* **Aim of the task**:
Each line that holds the word "Blog" should be returned.

* **Rows**:

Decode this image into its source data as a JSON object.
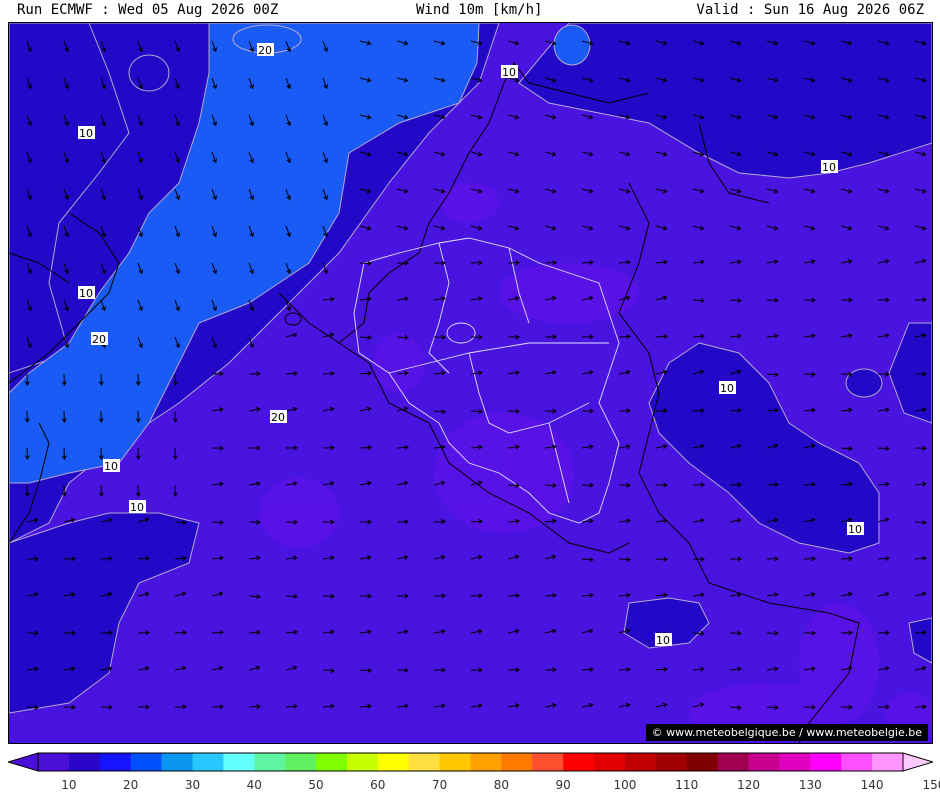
{
  "header": {
    "run": "Run ECMWF : Wed 05 Aug 2026 00Z",
    "field": "Wind 10m [km/h]",
    "valid": "Valid : Sun 16 Aug 2026 06Z"
  },
  "credit": "© www.meteobelgique.be / www.meteobelgie.be",
  "contour_labels": [
    "20",
    "10",
    "10",
    "10",
    "10",
    "20",
    "10",
    "20",
    "10",
    "10",
    "10",
    "10"
  ],
  "colorbar": {
    "labels": [
      "10",
      "20",
      "30",
      "40",
      "50",
      "60",
      "70",
      "80",
      "90",
      "100",
      "110",
      "120",
      "130",
      "140",
      "150"
    ],
    "colors": [
      "#4b10d8",
      "#2a06c8",
      "#1414ff",
      "#0050ff",
      "#0a96f0",
      "#28c8ff",
      "#64ffff",
      "#5ef5a0",
      "#60f060",
      "#7fff00",
      "#c8ff00",
      "#ffff00",
      "#ffe040",
      "#ffc800",
      "#ffa000",
      "#ff7800",
      "#ff5030",
      "#ff0000",
      "#e00000",
      "#c00000",
      "#a00000",
      "#800000",
      "#a00050",
      "#c80090",
      "#e000c0",
      "#ff00ff",
      "#ff50ff",
      "#ff96ff"
    ],
    "over_color": "#ffc8ff"
  },
  "palette": {
    "wind_0_10": "#4a14e0",
    "wind_10_20": "#2308c8",
    "wind_20_30": "#1a5af5",
    "contour": "#b4a8d2",
    "border": "#ffffff",
    "coast": "#000000"
  }
}
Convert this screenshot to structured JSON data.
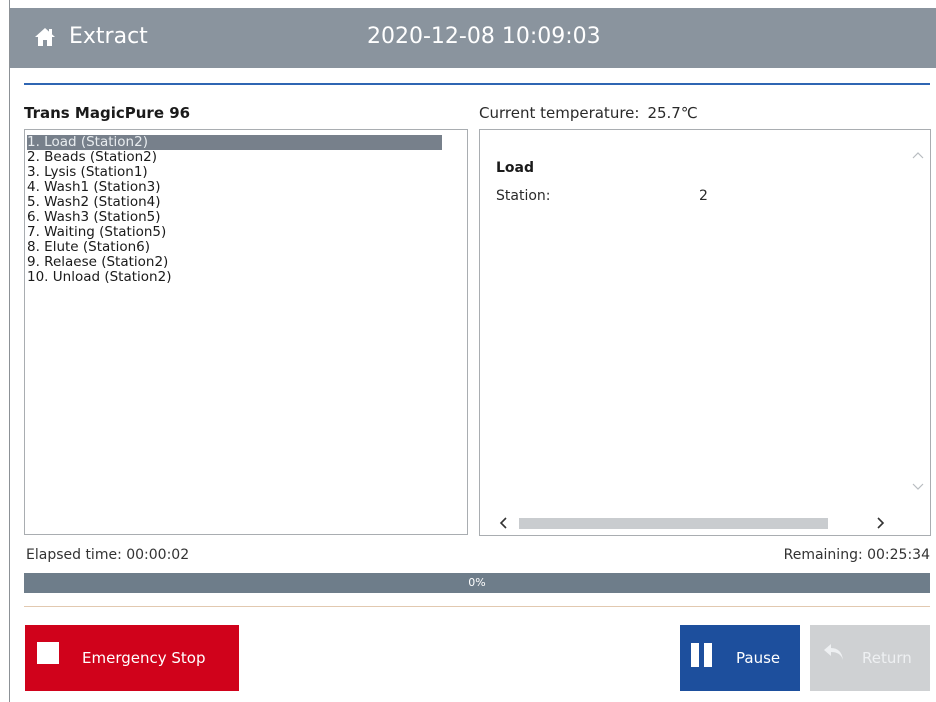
{
  "header": {
    "title": "Extract",
    "datetime": "2020-12-08 10:09:03"
  },
  "program": {
    "name": "Trans MagicPure 96",
    "steps": [
      "1. Load (Station2)",
      "2. Beads (Station2)",
      "3. Lysis (Station1)",
      "4. Wash1 (Station3)",
      "5. Wash2 (Station4)",
      "6. Wash3 (Station5)",
      "7. Waiting (Station5)",
      "8. Elute (Station6)",
      "9. Relaese (Station2)",
      "10. Unload (Station2)"
    ],
    "selected_index": 0
  },
  "temperature": {
    "label": "Current temperature:",
    "value": "25.7℃"
  },
  "detail": {
    "title": "Load",
    "station_label": "Station:",
    "station_value": "2"
  },
  "timing": {
    "elapsed": "Elapsed time: 00:00:02",
    "remaining": "Remaining: 00:25:34"
  },
  "progress": {
    "percent": 0,
    "label": "0%"
  },
  "buttons": {
    "emergency_stop": "Emergency Stop",
    "pause": "Pause",
    "return": "Return"
  },
  "colors": {
    "header_bg": "#8a949e",
    "accent": "#2f66b3",
    "emergency": "#d0021b",
    "pause": "#1d4f9d",
    "disabled": "#cfd1d3",
    "progress_track": "#6e7d8a",
    "selection": "#77808b"
  }
}
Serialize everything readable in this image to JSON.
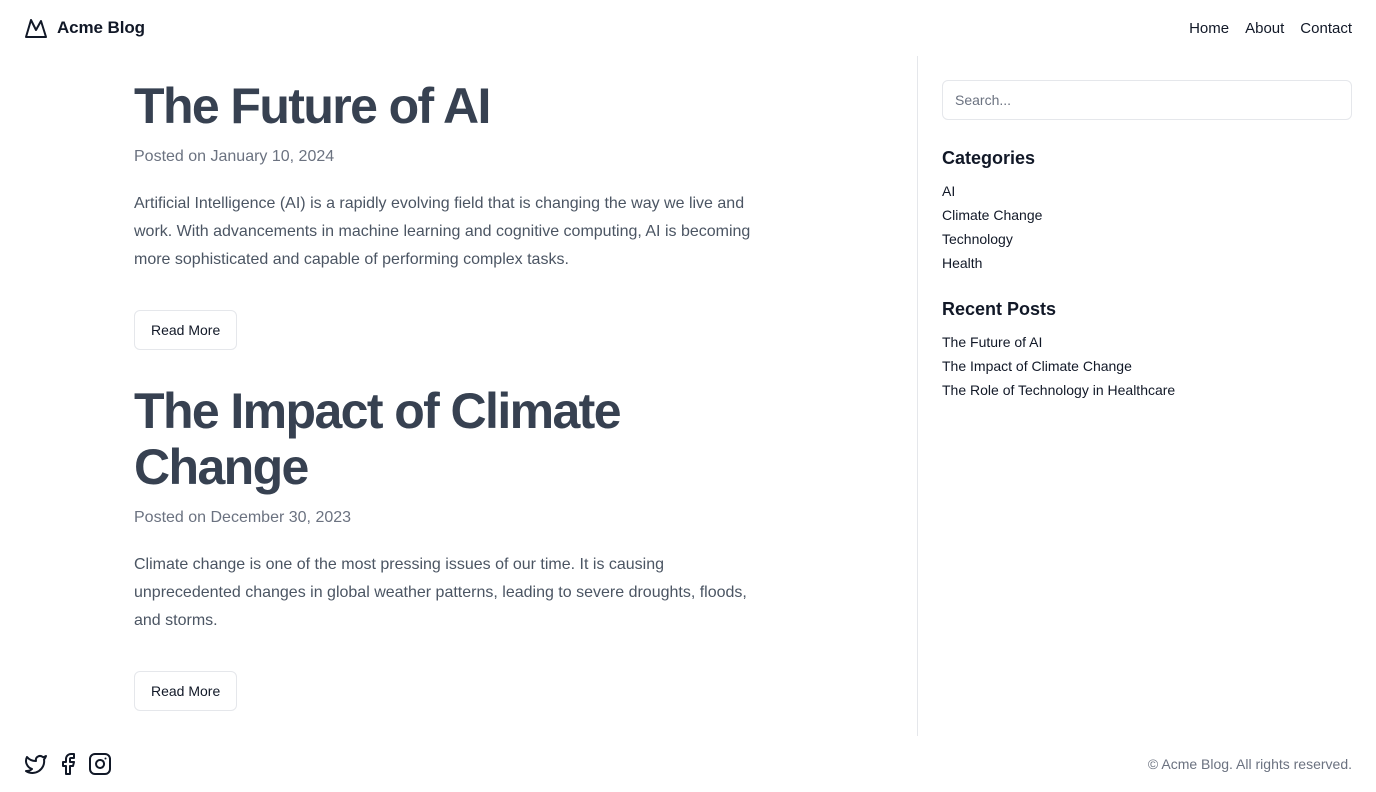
{
  "brand": {
    "name": "Acme Blog",
    "icon": "mountain-icon"
  },
  "nav": [
    {
      "label": "Home"
    },
    {
      "label": "About"
    },
    {
      "label": "Contact"
    }
  ],
  "posts": [
    {
      "title": "The Future of AI",
      "date": "Posted on January 10, 2024",
      "excerpt": "Artificial Intelligence (AI) is a rapidly evolving field that is changing the way we live and work. With advancements in machine learning and cognitive computing, AI is becoming more sophisticated and capable of performing complex tasks.",
      "button": "Read More"
    },
    {
      "title": "The Impact of Climate Change",
      "date": "Posted on December 30, 2023",
      "excerpt": "Climate change is one of the most pressing issues of our time. It is causing unprecedented changes in global weather patterns, leading to severe droughts, floods, and storms.",
      "button": "Read More"
    }
  ],
  "sidebar": {
    "search_placeholder": "Search...",
    "categories_heading": "Categories",
    "categories": [
      "AI",
      "Climate Change",
      "Technology",
      "Health"
    ],
    "recent_heading": "Recent Posts",
    "recent": [
      "The Future of AI",
      "The Impact of Climate Change",
      "The Role of Technology in Healthcare"
    ]
  },
  "footer": {
    "socials": [
      "twitter-icon",
      "facebook-icon",
      "instagram-icon"
    ],
    "copyright": "© Acme Blog. All rights reserved."
  },
  "colors": {
    "title": "#374151",
    "muted": "#6b7280",
    "border": "#e5e7eb",
    "text": "#111827"
  }
}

* **Result of this task**:
    "name": "Acme Blog",
    "copyright": "© Acme Blog. All rights reserved."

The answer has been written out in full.